• [WHAT THE TASK REQUIRES]
Read through the entries below and return each line with the word "text".

** begin **

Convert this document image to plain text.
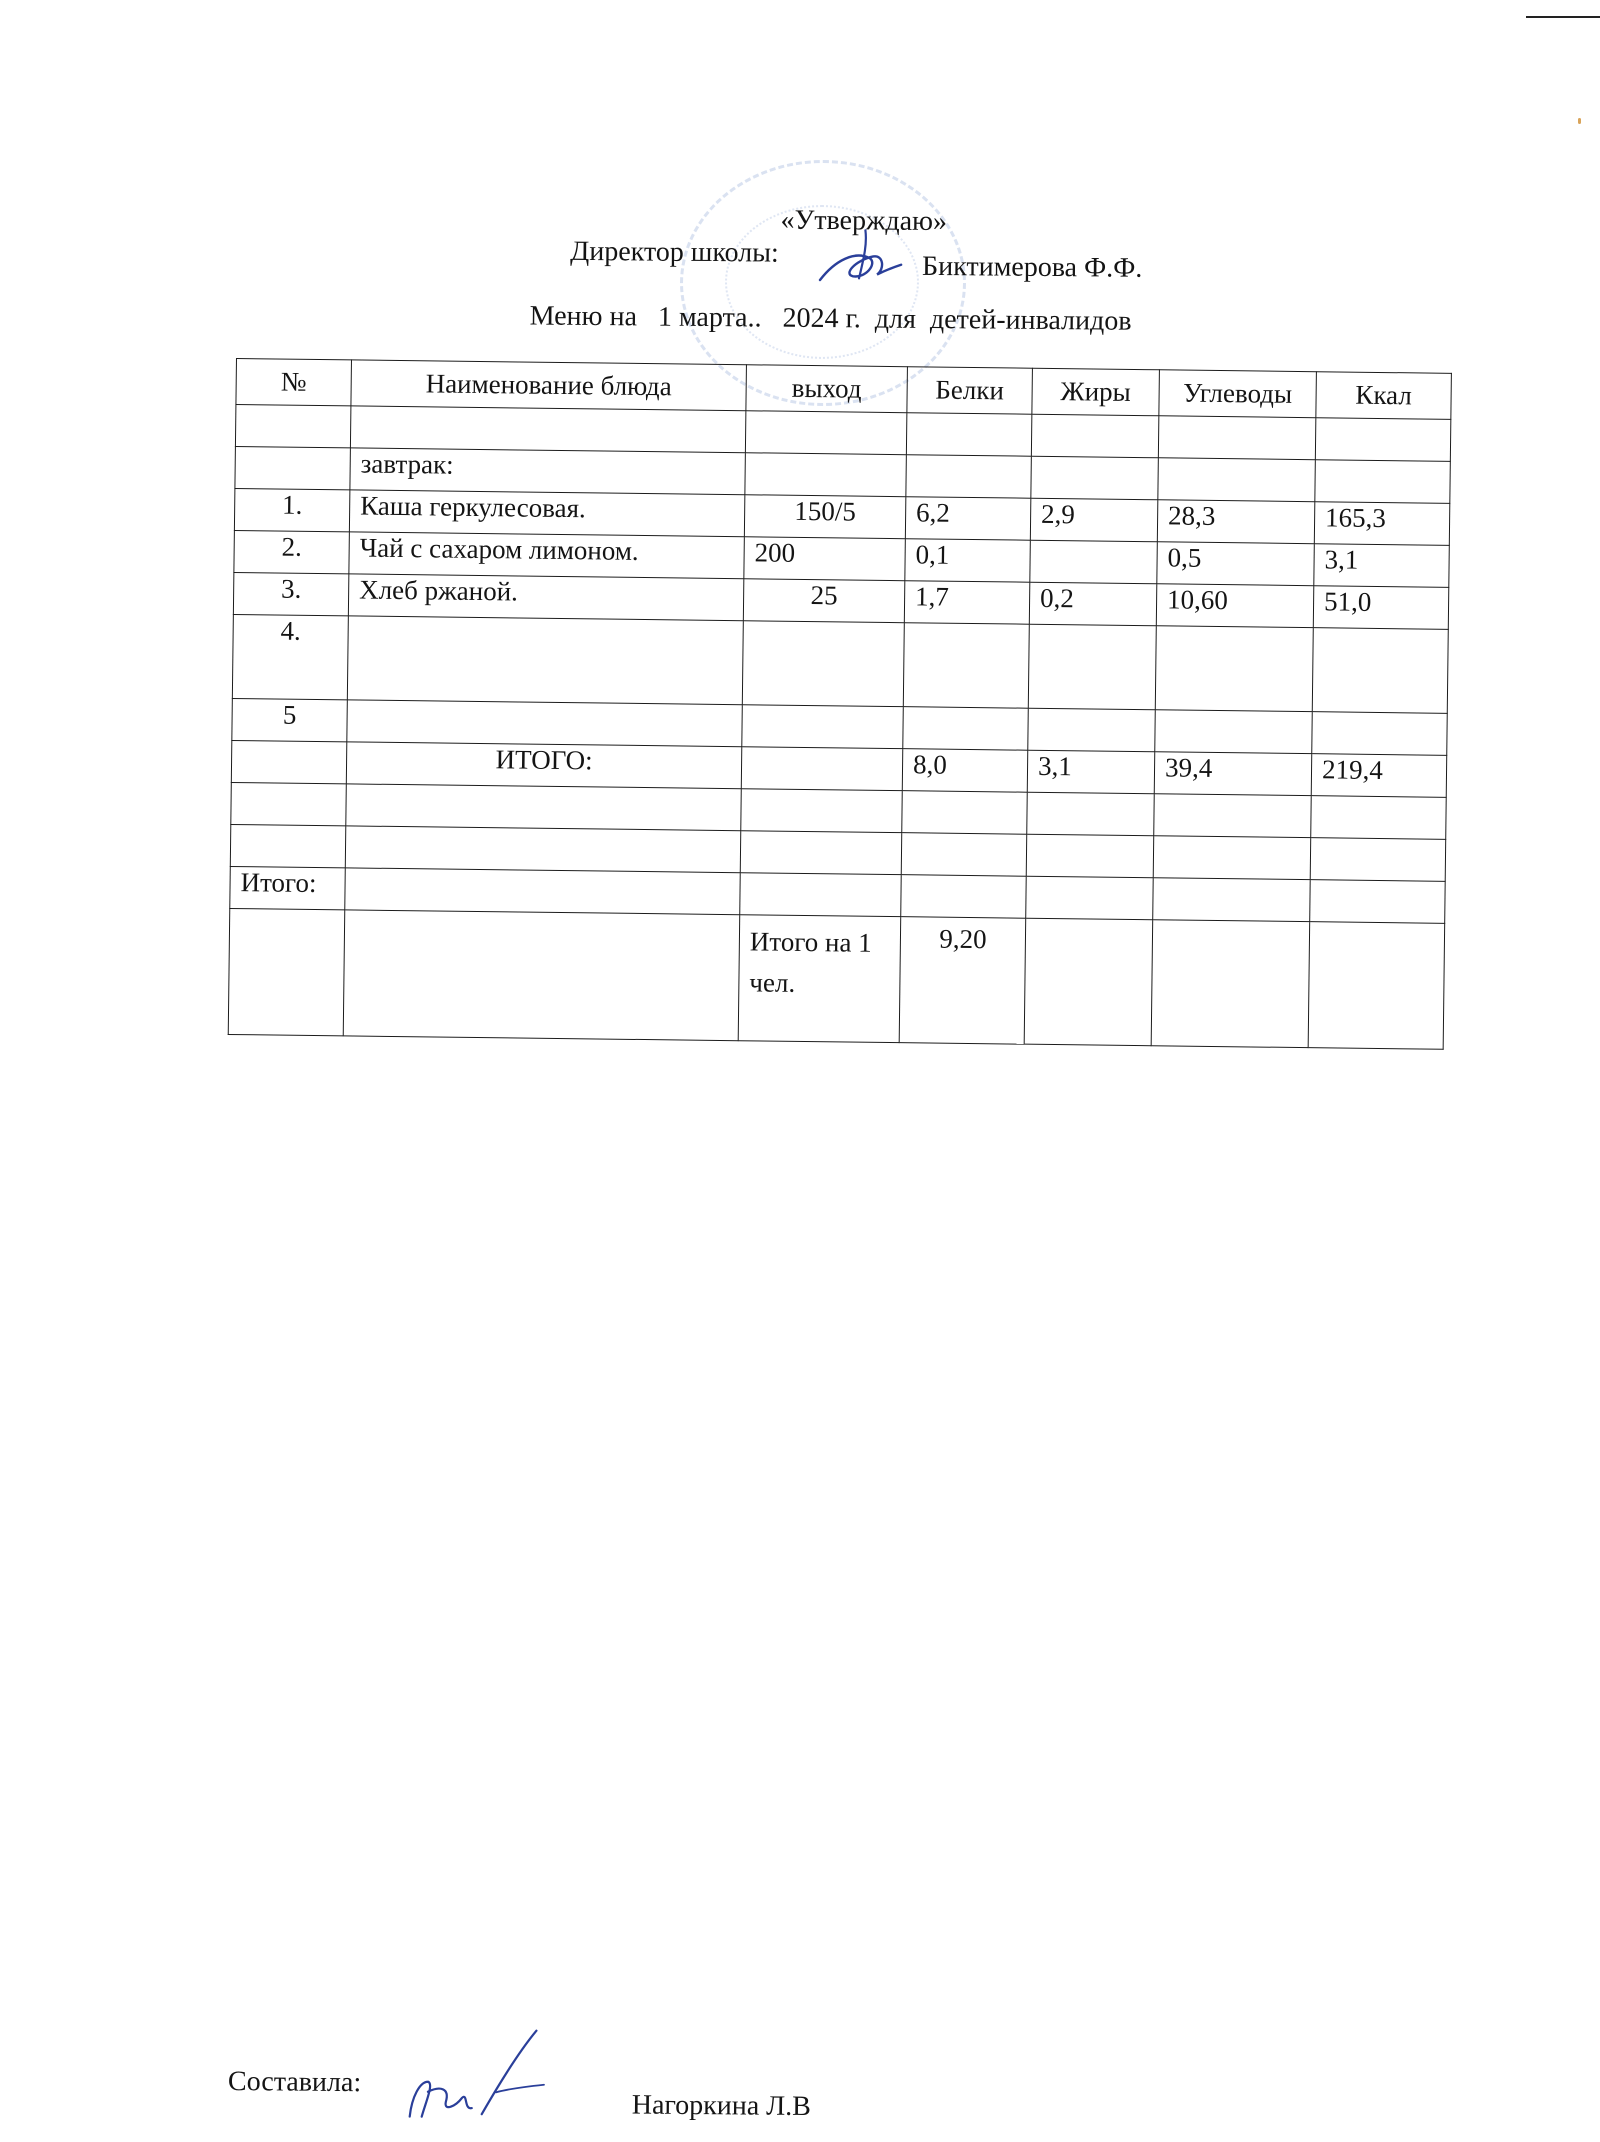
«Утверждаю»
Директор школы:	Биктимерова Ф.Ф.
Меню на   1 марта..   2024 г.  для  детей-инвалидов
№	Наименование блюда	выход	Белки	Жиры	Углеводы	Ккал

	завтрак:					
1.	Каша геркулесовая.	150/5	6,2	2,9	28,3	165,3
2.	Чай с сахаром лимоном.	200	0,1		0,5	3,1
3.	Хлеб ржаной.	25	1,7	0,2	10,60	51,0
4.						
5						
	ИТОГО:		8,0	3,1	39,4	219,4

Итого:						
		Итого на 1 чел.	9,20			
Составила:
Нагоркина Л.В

** end **
** begin **

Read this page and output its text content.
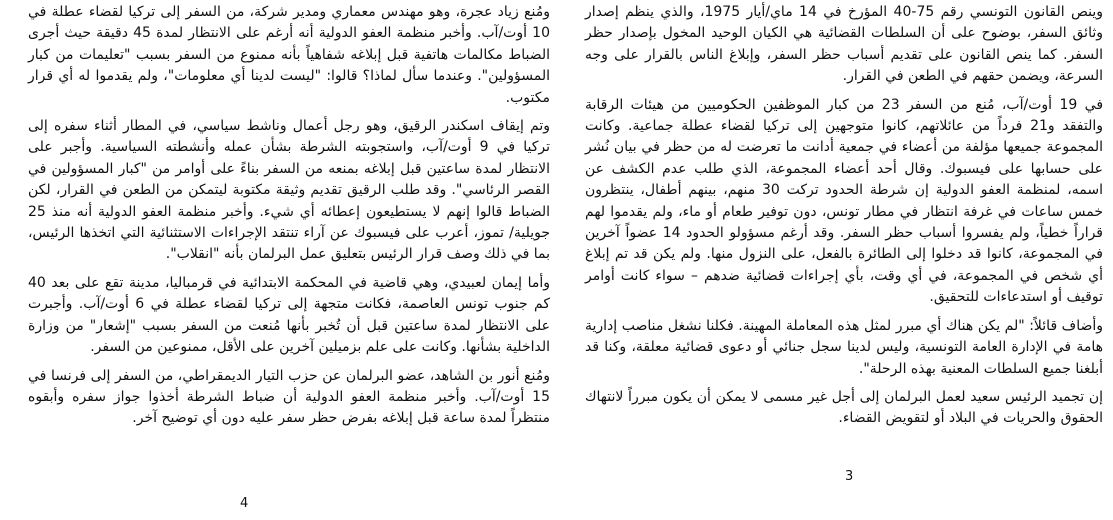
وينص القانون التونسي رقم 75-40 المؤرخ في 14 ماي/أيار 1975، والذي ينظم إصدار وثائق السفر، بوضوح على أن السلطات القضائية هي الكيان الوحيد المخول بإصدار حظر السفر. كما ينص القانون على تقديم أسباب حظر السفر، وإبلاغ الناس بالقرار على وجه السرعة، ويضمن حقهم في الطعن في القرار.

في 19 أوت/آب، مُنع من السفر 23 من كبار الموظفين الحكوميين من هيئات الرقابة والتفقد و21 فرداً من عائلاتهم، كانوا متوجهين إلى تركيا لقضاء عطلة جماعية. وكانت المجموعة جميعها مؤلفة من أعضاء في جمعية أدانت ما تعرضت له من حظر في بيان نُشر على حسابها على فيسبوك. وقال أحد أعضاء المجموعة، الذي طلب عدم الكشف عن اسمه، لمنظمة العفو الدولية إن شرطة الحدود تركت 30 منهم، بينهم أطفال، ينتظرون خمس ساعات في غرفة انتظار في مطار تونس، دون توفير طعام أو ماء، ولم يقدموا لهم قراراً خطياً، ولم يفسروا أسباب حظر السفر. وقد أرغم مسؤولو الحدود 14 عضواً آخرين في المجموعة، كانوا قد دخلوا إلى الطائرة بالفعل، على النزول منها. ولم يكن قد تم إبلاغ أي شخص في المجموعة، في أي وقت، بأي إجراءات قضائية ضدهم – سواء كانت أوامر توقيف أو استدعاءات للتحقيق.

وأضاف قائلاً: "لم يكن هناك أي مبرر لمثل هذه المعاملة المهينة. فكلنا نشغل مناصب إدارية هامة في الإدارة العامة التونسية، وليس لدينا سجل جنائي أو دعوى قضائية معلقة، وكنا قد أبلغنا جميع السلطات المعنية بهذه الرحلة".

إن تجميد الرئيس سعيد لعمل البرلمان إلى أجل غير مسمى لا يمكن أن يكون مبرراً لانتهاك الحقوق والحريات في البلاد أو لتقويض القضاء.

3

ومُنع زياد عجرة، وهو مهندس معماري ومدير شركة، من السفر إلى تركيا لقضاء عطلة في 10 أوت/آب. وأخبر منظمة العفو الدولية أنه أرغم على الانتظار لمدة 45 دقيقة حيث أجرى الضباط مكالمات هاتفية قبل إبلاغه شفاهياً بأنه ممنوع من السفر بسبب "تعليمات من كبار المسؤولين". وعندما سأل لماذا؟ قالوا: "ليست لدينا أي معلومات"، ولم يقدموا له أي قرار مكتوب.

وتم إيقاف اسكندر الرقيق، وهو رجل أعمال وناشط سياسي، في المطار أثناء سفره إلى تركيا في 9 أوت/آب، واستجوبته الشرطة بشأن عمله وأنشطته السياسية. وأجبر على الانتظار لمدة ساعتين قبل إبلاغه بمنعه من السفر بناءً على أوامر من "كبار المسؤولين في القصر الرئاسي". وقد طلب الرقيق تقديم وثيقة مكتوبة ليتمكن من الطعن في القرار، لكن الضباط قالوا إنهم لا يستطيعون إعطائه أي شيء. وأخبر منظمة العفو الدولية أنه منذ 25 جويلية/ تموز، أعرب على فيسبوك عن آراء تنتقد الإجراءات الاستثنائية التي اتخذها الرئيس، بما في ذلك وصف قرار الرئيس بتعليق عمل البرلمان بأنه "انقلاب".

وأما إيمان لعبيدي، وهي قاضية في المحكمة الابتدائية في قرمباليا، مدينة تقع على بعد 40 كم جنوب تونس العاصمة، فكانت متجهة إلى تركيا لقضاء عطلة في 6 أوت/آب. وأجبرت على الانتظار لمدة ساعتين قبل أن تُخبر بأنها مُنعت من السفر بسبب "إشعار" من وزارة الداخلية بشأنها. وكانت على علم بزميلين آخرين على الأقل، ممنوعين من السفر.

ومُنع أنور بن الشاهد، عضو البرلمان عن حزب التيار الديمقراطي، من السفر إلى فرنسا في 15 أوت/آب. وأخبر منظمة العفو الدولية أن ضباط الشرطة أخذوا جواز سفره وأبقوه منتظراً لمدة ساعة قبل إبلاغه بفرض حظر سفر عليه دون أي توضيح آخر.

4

** end **

• [FINAL ANSWER]
Convert this document image to plain text.
Read this page and output its text content.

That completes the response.